## begin Extracted records

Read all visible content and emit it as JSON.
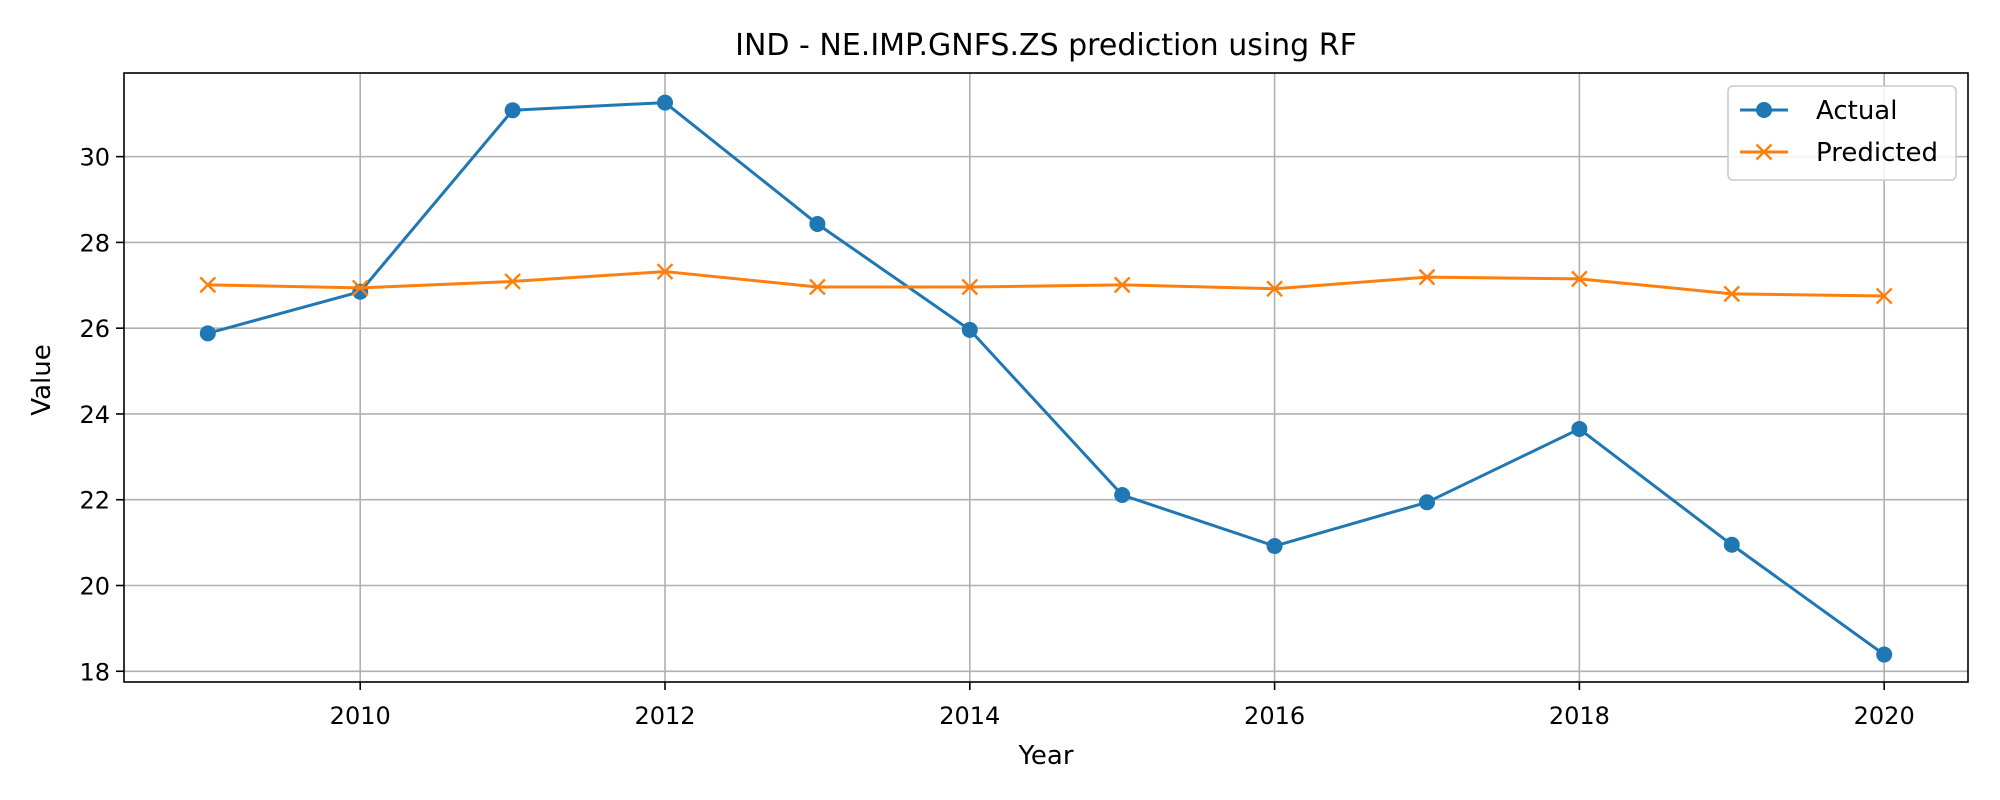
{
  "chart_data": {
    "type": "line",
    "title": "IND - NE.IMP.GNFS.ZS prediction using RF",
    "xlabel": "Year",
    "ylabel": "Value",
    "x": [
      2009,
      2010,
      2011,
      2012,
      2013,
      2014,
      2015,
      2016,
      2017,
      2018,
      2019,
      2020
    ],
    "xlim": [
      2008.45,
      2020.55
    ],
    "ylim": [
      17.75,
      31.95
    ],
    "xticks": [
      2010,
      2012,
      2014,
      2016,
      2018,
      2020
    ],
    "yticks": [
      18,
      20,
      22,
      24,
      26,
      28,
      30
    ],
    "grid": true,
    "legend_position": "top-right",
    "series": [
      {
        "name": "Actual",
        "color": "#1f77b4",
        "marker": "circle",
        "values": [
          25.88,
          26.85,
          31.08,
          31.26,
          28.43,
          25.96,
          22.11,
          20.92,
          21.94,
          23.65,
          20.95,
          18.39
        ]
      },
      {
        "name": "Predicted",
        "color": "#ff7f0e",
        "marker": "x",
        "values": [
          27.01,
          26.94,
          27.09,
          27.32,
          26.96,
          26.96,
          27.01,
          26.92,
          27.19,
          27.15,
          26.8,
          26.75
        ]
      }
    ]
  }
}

## end Extracted records

» Short exercise:
Quote the entries above word for word. Leave the images out.

» Solution:
Read all visible content and emit it as JSON.
{
  "chart_data": {
    "type": "line",
    "title": "IND - NE.IMP.GNFS.ZS prediction using RF",
    "xlabel": "Year",
    "ylabel": "Value",
    "x": [
      2009,
      2010,
      2011,
      2012,
      2013,
      2014,
      2015,
      2016,
      2017,
      2018,
      2019,
      2020
    ],
    "xlim": [
      2008.45,
      2020.55
    ],
    "ylim": [
      17.75,
      31.95
    ],
    "xticks": [
      2010,
      2012,
      2014,
      2016,
      2018,
      2020
    ],
    "yticks": [
      18,
      20,
      22,
      24,
      26,
      28,
      30
    ],
    "grid": true,
    "legend_position": "top-right",
    "series": [
      {
        "name": "Actual",
        "color": "#1f77b4",
        "marker": "circle",
        "values": [
          25.88,
          26.85,
          31.08,
          31.26,
          28.43,
          25.96,
          22.11,
          20.92,
          21.94,
          23.65,
          20.95,
          18.39
        ]
      },
      {
        "name": "Predicted",
        "color": "#ff7f0e",
        "marker": "x",
        "values": [
          27.01,
          26.94,
          27.09,
          27.32,
          26.96,
          26.96,
          27.01,
          26.92,
          27.19,
          27.15,
          26.8,
          26.75
        ]
      }
    ]
  }
}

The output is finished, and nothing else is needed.